The tasks:
1. Answer these about the thread on marrying in Dubai on a tourist visa, one per line:
(a) What nationality is the first poster's girlfriend?
(b) What does the first poster say his research found foreigners must do to get married in Dubai?
(c) In the last reply, which consulate does the writer believe does not carry out weddings?
2. Carry on the thread on marrying in Dubai on a tourist visa from the end of its last post.

Text:
# getting married in dubai even though i will be on tourist visa



## Tal

Hi was wondering if any one could help me.
I have researched on internet and found that for foreigners to get married in dubai, have to show residency visa, take blood test and go to sharia court if they are muslim. However this is whetre my problem starts. 
basically i am a british citizen and a muslim , and my girl friend is a pakistani national and was born and lives in dubai with her family.
Basically in order for me to call her over to the UK, i have to get married to her, and attach marriage cerificate with the sponsorship.
However looking at all the boards and internet, says that only foreigners with dubai residency visa can get married in dubai, thats where my problem is.
i will be on a tourist visa, although she is on residency visa. will the sharia court and dubai authorities will allow us to get married? because otherwise i cannot apply for her to come to uk, 
will the dubai authorities be accomodating, as will be just visiting , get married and than will go back to uk, 

thanks


----------



## stegzee

hi did you have any success with your problem? as i have the very same problem at the moment.

i would love to hear from you

regards

steve


----------



## ReggieDXB007

Tal said:


> Hi was wondering if any one could help me.
> I have researched on internet and found that for foreigners to get married in dubai, have to show residency visa, take blood test and go to sharia court if they are muslim. However this is whetre my problem starts.
> basically i am a british citizen and a muslim , and my girl friend is a pakistani national and was born and lives in dubai with her family.
> Basically in order for me to call her over to the UK, i have to get married to her, and attach marriage cerificate with the sponsorship.
> However looking at all the boards and internet, says that only foreigners with dubai residency visa can get married in dubai, thats where my problem is.
> i will be on a tourist visa, although she is on residency visa. will the sharia court and dubai authorities will allow us to get married? because otherwise i cannot apply for her to come to uk,
> will the dubai authorities be accomodating, as will be just visiting , get married and than will go back to uk,
> 
> thanks


I am by no means an expert in this matter although I had to research the question for a friend (Christian marrying a Muslim girl) and what I realised was that whereas the Dubai authorities have their own regulations which aren't that stringent, it was the specific nationality's home country rules that made life complicated. Some countries will actually carry out the wedding at the embassy but I believe that the UK consulate doesn't; you'd do well to contact them and find out. What I did find is some conflicting information (so what else is new) especially regarding to the need for one or both to the residents of Dubai. Do a Google search and you'll see what I mean.

[Lines of data]
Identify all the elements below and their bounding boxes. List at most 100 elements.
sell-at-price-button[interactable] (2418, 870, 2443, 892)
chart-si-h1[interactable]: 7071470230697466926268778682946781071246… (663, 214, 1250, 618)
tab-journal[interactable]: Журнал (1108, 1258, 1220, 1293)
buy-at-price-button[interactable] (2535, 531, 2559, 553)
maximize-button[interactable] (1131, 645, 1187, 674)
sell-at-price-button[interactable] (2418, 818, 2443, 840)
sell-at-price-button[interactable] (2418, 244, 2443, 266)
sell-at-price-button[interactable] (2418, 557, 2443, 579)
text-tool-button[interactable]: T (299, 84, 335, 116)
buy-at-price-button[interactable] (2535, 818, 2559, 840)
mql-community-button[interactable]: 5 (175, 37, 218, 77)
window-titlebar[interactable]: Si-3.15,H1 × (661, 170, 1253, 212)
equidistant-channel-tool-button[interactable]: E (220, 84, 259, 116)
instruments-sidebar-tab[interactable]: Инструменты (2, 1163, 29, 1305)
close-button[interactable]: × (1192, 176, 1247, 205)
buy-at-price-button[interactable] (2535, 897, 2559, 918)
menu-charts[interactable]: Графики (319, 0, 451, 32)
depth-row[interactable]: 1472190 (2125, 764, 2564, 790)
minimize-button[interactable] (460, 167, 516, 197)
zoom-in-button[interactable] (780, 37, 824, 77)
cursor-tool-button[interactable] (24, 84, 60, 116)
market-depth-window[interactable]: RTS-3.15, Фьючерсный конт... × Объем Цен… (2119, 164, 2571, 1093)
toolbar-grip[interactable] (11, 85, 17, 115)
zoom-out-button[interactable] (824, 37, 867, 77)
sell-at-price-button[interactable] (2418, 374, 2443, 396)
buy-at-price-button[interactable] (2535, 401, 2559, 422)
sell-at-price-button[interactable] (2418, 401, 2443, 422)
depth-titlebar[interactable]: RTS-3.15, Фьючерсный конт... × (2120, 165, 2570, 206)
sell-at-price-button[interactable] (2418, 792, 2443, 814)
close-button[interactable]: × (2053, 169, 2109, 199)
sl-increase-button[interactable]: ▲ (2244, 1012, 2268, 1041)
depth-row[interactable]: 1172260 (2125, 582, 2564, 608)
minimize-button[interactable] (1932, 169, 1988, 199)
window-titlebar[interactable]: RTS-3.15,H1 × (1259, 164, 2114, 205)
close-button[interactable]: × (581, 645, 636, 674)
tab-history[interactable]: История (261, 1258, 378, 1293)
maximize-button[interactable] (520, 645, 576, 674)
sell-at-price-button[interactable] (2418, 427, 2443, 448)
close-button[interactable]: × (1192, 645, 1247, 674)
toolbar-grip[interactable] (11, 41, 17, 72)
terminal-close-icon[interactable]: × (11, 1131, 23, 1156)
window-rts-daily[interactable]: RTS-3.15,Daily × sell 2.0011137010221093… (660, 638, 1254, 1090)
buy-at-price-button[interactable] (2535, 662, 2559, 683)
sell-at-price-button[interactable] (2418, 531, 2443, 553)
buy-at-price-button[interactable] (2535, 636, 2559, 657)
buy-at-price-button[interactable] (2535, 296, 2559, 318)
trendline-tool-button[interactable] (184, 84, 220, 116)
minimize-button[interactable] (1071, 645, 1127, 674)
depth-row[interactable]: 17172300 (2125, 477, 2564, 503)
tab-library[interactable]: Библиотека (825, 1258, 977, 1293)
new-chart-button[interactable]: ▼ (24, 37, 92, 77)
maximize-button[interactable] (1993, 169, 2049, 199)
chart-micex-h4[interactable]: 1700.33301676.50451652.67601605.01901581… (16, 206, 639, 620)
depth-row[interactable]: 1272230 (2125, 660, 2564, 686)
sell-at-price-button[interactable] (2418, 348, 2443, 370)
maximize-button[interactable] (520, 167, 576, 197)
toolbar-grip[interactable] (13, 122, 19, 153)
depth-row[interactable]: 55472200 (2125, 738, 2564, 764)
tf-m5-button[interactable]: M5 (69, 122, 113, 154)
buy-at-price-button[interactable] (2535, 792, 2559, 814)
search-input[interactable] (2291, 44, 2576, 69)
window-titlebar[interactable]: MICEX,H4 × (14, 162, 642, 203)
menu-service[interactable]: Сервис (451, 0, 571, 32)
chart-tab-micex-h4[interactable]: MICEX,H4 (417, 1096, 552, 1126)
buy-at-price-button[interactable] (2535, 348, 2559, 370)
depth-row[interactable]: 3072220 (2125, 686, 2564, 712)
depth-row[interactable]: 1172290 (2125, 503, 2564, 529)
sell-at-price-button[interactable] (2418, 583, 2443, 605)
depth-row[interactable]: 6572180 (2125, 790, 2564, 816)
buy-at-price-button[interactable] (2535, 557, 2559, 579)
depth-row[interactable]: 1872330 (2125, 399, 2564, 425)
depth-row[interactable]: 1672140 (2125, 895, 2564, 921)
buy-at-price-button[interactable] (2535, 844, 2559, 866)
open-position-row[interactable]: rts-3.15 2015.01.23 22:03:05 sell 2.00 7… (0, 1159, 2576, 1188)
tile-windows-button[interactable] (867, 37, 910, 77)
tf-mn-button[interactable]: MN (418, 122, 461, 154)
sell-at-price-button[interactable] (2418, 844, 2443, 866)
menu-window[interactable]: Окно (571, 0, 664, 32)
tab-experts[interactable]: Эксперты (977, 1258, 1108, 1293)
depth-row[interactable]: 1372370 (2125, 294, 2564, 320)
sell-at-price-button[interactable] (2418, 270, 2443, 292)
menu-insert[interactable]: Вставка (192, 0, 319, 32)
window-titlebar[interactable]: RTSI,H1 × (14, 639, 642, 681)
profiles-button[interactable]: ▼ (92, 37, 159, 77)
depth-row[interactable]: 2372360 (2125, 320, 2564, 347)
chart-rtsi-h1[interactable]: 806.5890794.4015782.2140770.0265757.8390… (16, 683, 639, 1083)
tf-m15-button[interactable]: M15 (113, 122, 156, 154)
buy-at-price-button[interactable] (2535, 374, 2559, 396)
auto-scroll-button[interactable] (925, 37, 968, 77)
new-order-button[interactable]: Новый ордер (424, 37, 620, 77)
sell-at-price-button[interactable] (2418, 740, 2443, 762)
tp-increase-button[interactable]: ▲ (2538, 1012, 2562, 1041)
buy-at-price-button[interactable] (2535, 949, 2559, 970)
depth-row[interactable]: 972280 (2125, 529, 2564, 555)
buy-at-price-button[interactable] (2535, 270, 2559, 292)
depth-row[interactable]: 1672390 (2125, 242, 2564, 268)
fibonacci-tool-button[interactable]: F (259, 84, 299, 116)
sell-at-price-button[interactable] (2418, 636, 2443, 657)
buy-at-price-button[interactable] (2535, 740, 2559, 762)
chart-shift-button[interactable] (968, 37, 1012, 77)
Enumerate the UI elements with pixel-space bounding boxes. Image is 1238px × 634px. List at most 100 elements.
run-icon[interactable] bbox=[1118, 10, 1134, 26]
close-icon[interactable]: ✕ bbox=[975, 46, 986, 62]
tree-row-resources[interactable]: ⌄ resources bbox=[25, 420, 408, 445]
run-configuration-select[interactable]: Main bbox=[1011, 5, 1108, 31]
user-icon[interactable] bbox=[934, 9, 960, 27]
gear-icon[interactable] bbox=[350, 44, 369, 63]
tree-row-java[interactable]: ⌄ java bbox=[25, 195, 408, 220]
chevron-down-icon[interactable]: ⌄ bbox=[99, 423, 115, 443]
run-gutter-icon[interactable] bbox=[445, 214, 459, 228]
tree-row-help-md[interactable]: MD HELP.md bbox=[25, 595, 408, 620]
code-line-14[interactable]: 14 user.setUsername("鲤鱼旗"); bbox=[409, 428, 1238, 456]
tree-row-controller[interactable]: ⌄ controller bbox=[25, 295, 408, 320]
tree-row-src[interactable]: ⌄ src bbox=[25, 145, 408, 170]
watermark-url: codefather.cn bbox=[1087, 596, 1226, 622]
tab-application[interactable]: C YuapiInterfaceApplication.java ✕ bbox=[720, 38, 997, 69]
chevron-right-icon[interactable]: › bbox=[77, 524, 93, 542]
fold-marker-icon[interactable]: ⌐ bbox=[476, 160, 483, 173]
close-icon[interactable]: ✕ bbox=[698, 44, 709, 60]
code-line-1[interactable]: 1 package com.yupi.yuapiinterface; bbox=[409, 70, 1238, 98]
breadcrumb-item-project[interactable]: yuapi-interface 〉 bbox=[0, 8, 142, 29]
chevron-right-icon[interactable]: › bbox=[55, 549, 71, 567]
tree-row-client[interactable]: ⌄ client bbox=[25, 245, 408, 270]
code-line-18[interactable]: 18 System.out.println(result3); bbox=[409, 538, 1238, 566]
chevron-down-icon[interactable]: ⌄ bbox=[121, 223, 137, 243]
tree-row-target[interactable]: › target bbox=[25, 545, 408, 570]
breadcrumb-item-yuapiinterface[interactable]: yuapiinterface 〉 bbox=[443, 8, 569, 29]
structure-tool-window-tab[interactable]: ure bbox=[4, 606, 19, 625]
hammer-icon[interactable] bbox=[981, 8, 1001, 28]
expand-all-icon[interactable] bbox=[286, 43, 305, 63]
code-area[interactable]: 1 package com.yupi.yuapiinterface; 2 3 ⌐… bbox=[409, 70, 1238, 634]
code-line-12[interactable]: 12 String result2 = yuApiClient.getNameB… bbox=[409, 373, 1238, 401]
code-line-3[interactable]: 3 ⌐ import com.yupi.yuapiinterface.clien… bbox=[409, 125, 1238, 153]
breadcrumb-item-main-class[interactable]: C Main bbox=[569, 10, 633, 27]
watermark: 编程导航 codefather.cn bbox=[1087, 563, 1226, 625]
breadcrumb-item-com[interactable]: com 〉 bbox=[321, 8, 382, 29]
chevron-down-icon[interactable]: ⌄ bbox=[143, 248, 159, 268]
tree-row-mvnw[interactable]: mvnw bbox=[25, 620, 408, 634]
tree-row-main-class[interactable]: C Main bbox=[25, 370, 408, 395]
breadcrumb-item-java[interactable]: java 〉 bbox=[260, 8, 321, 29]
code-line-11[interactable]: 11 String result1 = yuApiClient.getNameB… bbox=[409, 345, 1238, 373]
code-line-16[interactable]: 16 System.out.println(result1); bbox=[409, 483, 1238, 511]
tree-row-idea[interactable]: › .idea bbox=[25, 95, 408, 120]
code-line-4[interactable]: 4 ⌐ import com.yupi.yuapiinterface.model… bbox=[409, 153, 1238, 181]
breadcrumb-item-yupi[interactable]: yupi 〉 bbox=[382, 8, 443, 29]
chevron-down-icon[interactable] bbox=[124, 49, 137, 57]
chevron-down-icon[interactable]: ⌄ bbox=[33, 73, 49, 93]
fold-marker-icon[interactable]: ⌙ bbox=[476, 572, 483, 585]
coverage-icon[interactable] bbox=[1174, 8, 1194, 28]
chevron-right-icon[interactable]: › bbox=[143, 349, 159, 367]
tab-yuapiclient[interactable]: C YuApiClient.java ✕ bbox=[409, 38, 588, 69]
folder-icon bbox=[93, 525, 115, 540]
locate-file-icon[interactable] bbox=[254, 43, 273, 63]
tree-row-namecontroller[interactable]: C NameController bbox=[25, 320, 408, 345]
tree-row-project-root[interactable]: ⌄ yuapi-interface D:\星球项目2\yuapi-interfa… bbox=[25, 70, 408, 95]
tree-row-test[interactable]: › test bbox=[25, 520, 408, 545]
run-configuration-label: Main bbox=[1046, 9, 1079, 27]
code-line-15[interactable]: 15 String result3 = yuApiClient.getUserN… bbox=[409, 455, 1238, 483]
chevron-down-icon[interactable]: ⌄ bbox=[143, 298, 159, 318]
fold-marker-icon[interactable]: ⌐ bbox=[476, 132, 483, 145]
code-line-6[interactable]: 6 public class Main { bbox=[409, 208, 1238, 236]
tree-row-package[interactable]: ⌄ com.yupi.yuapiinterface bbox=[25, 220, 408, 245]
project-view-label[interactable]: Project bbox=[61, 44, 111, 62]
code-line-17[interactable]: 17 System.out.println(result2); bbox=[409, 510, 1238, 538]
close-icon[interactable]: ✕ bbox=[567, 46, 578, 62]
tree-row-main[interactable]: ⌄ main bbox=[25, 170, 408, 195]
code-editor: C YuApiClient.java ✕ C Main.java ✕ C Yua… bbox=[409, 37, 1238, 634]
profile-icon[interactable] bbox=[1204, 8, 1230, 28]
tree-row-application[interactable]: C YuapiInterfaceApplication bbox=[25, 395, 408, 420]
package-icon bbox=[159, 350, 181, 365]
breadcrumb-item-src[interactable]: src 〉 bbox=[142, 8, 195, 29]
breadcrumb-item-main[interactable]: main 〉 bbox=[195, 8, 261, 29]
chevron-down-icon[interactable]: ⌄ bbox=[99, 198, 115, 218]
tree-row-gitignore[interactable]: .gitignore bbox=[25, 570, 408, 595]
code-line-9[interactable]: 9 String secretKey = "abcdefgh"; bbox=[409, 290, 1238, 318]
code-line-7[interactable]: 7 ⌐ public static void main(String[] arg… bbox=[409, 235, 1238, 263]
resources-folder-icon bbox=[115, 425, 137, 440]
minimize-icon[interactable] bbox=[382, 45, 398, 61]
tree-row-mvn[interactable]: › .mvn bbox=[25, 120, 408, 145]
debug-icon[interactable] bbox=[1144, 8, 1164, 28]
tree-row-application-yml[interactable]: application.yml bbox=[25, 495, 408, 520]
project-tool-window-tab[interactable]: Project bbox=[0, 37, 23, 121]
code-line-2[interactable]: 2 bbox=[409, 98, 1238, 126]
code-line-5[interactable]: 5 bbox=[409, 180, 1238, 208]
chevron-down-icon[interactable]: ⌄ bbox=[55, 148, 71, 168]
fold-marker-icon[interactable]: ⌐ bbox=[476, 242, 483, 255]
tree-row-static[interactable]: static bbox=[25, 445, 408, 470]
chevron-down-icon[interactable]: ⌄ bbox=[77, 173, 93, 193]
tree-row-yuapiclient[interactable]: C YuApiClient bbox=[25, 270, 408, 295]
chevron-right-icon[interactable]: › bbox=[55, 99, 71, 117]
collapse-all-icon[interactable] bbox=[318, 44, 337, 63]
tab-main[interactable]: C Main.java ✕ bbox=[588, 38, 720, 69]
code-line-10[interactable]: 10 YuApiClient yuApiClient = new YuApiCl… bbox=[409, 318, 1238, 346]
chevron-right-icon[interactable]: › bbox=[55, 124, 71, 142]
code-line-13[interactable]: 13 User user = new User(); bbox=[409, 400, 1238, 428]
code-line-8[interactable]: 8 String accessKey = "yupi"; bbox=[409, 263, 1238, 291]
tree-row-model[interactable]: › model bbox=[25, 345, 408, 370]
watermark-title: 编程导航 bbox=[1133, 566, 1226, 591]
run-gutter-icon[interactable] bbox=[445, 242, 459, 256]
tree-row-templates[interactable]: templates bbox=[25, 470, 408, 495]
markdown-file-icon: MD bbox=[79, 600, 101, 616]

Set of answers:
1.
(a) Pakistani.
(b) Show a residency visa, take a blood test, and go to the sharia court if they are Muslim.
(c) The UK consulate.

2.
The most comprehensive advice seems to be on the US Consulate website http://dubai.usconsulate.gov/dubai/islamic_marriages2.html and their advice is to contact the Dubai courts on 04-334-7777 or www.dubaicourts.gov.ae

Have you considered having the wedding at a neutral location? I know some people went off for a romantic break to Cyprus for example and got married there and then had a big full blown religious wedding back home once they had time to organise it. For some reason the sites that advertise these services seem to be blocked from here however you can contact the Cyprus Tourism Office at the Al Ghurair Centre at [email protected]

Good luck!


----------



## stegzee

thank you for your reply, but i am also a british citizen and muslim marrying a kenyan muslim who lives and works in dubai, i know we definately need to have a muslim wedding but cant find out if i can marry with a visitor visa.

thank you so much though.

steve


----------



## remaaz

They don't allow locals to marry from expats on visit visa, but not sure about your case I think it would be worse.


----------



## ReggieDXB007

May I suggest you take a look at the following link on the FCO website? I think that it should answer most of your questions.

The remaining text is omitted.